OBJECTIVE => Transcribe every line of the records verbatim.

(Records contained in a dataset)
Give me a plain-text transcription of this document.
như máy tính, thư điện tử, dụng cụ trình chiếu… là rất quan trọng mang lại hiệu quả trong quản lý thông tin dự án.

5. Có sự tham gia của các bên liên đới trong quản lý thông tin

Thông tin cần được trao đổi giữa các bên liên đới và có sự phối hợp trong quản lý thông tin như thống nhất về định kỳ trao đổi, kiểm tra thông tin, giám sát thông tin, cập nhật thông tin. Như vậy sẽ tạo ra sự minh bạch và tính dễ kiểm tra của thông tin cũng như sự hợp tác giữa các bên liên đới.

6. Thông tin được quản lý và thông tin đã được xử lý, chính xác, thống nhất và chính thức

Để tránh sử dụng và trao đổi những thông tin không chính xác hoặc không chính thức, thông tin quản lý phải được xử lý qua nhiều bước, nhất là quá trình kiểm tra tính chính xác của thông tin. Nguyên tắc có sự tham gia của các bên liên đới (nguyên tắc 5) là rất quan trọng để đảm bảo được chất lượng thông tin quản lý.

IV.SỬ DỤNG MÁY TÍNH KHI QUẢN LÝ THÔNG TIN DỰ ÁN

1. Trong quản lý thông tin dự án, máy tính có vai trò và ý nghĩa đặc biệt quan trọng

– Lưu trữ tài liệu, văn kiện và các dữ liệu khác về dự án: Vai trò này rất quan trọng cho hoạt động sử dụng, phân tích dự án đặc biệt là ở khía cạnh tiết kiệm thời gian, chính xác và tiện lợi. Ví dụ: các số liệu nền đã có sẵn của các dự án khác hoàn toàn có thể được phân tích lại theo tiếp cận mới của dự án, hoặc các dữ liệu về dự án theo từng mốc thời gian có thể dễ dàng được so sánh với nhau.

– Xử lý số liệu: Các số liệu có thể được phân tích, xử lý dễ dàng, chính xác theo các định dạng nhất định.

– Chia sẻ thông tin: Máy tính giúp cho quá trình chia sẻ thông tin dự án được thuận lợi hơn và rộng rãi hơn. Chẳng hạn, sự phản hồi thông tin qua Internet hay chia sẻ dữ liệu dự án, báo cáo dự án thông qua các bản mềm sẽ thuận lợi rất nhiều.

CORRECT RESULT =>
Give me a plain-text transcription of this document.
như máy tính, thư điện tử, dụng cụ trình chiếu… là rất quan trọng mang lại hiệu quả trong quản lý thông tin dự án.

5. Có sự tham gia của các bên liên đới trong quản lý thông tin

Thông tin cần được trao đổi giữa các bên liên đới và có sự phối hợp trong quản lý thông tin như thống nhất về định kỳ trao đổi, kiểm tra thông tin, giám sát thông tin, cập nhật thông tin. Như vậy sẽ tạo ra sự minh bạch và tính dễ kiểm tra của thông tin cũng như sự hợp tác giữa các bên liên đới.

6. Thông tin được quản lý và thông tin đã được xử lý, chính xác, thống nhất và chính thức

Để tránh sử dụng và trao đổi những thông tin không chính xác hoặc không chính thức, thông tin quản lý phải được xử lý qua nhiều bước, nhất là quá trình kiểm tra tính chính xác của thông tin. Nguyên tắc có sự tham gia của các bên liên đới (nguyên tắc 5) là rất quan trọng để đảm bảo được chất lượng thông tin quản lý.

IV.SỬ DỤNG MÁY TÍNH KHI QUẢN LÝ THÔNG TIN DỰ ÁN

1. Trong quản lý thông tin dự án, máy tính có vai trò và ý nghĩa đặc biệt quan trọng

– Lưu trữ tài liệu, văn kiện và các dữ liệu khác về dự án: Vai trò này rất quan trọng cho hoạt động sử dụng, phân tích dự án đặc biệt là ở khía cạnh tiết kiệm thời gian, chính xác và tiện lợi. Ví dụ: các số liệu nền đã có sẵn của các dự án khác hoàn toàn có thể được phân tích lại theo tiếp cận mới của dự án, hoặc các dữ liệu về dự án theo từng mốc thời gian có thể dễ dàng được so sánh với nhau.

– Xử lý số liệu: Các số liệu có thể được phân tích, xử lý dễ dàng, chính xác theo các định dạng nhất định.

– Chia sẻ thông tin: Máy tính giúp cho quá trình chia sẻ thông tin dự án được thuận lợi hơn và rộng rãi hơn. Chẳng hạn, sự phản hồi thông tin qua Internet hay chia sẻ dữ liệu dự án, báo cáo dự án thông qua các bản mềm sẽ thuận lợi rất nhiều.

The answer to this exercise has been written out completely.